* **Aim**
Transcribe every line exactly and omit anything that is a picture.

─── Data rows ───

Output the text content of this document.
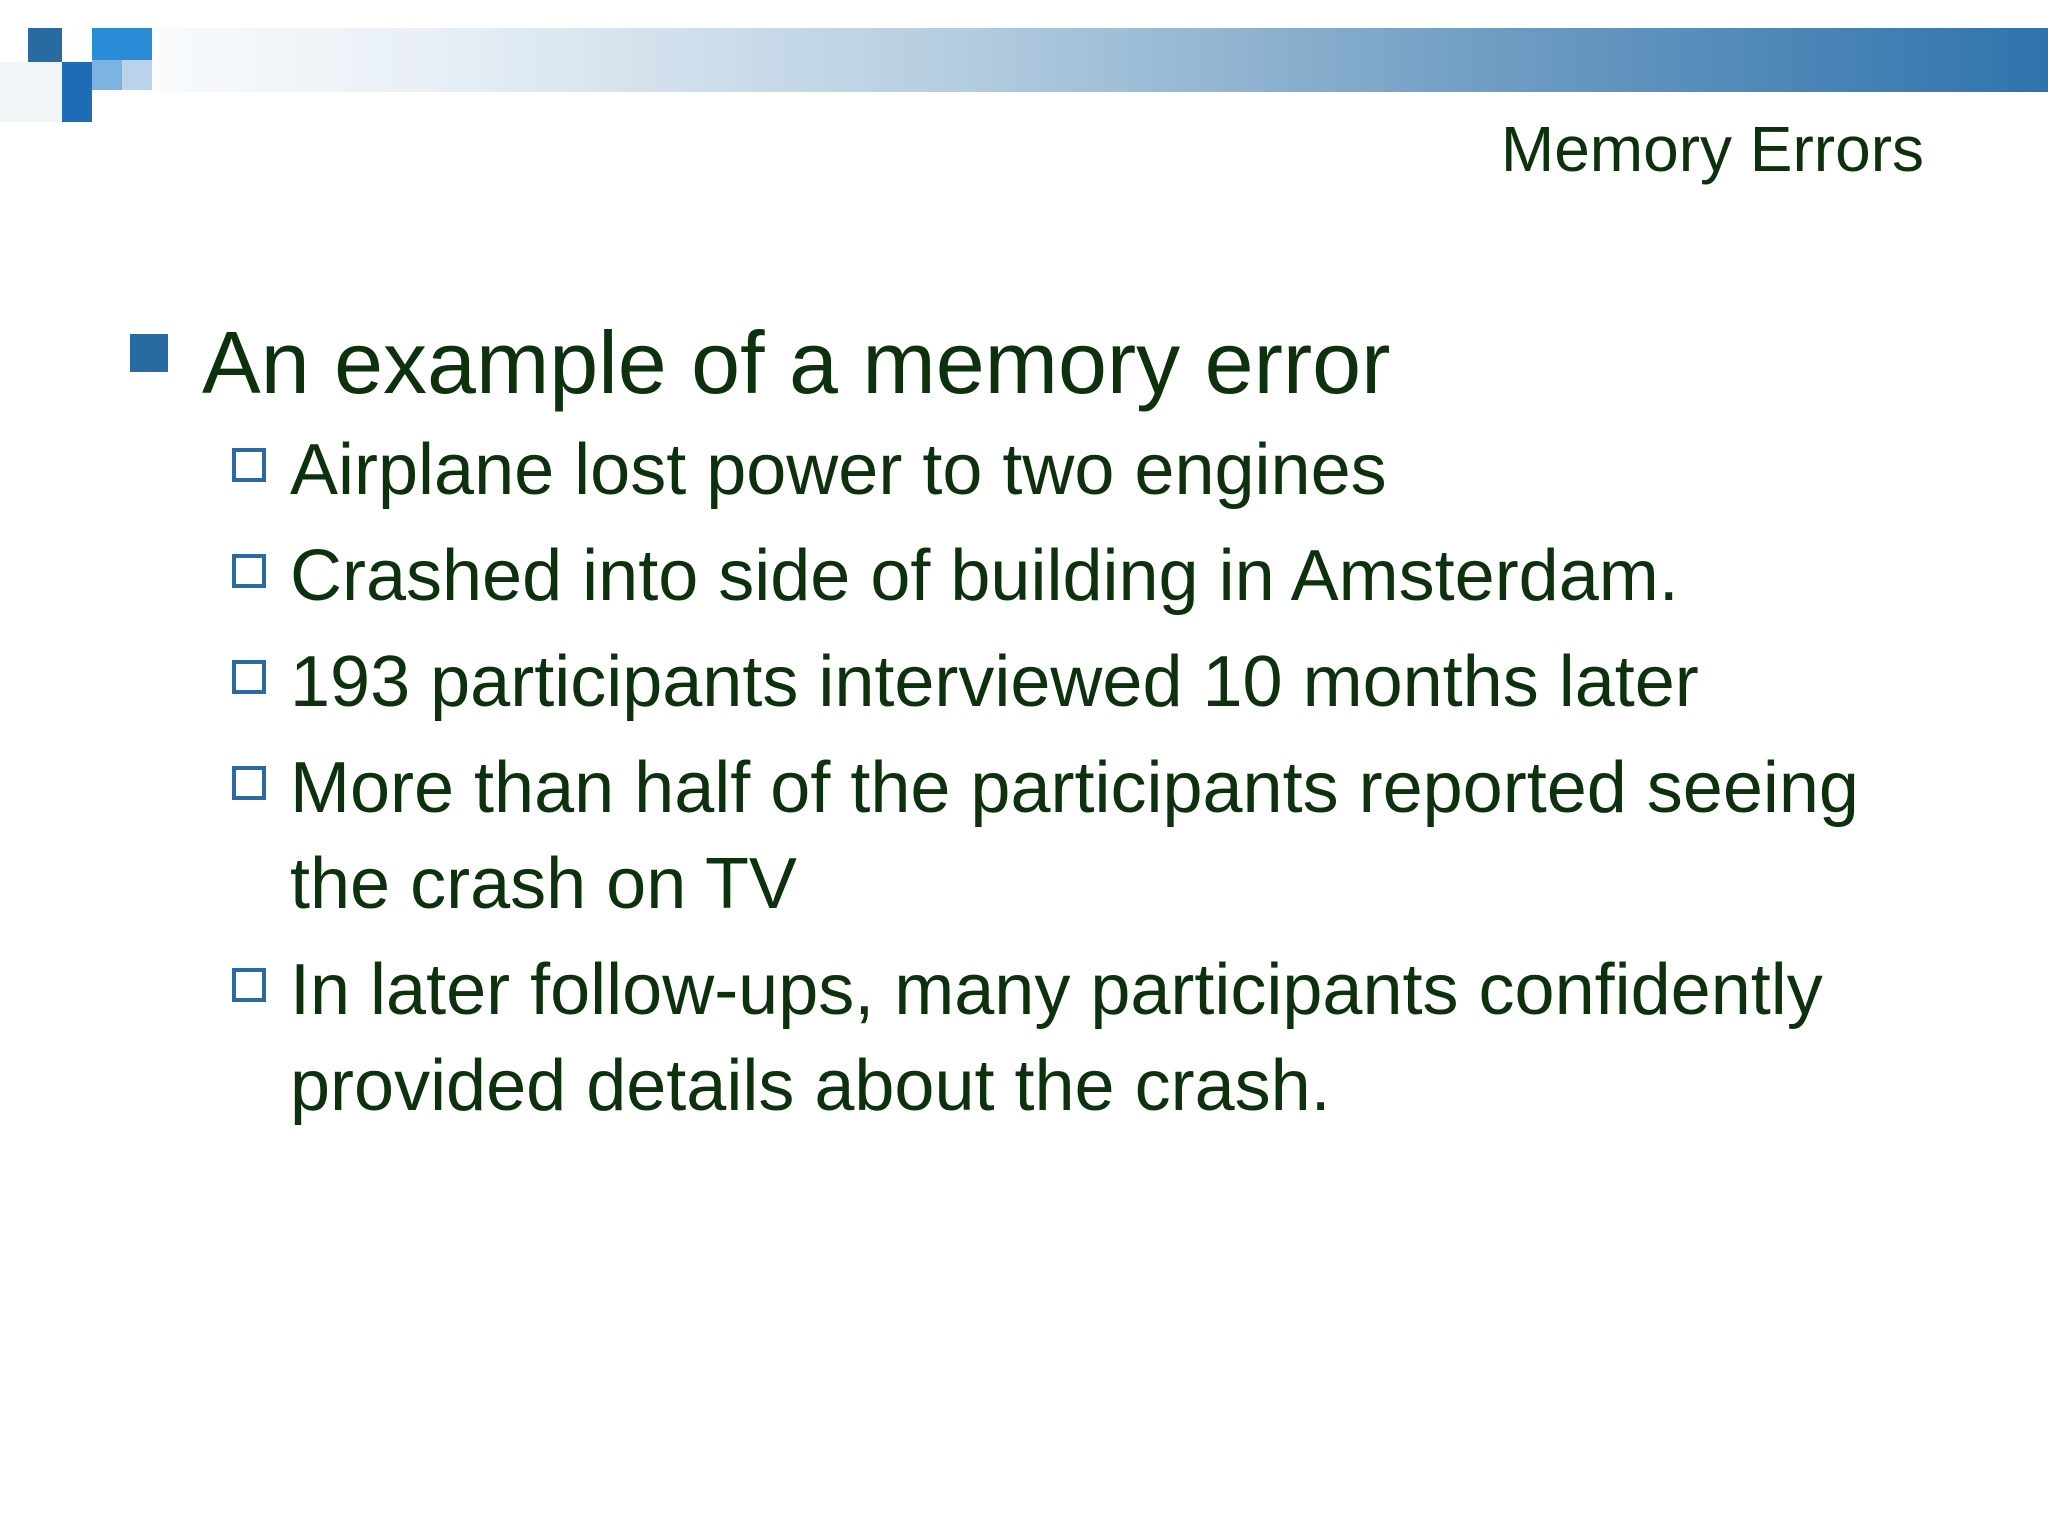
Memory Errors
An example of a memory error
Airplane lost power to two engines
Crashed into side of building in Amsterdam.
193 participants interviewed 10 months later
More than half of the participants reported seeing the crash on TV
In later follow-ups, many participants confidently provided details about the crash.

───

* **Result of the task**
Output the text content of this document.
Memory Errors
An example of a memory error
Airplane lost power to two engines
Crashed into side of building in Amsterdam.
193 participants interviewed 10 months later
More than half of the participants reported seeing the crash on TV
In later follow-ups, many participants confidently provided details about the crash.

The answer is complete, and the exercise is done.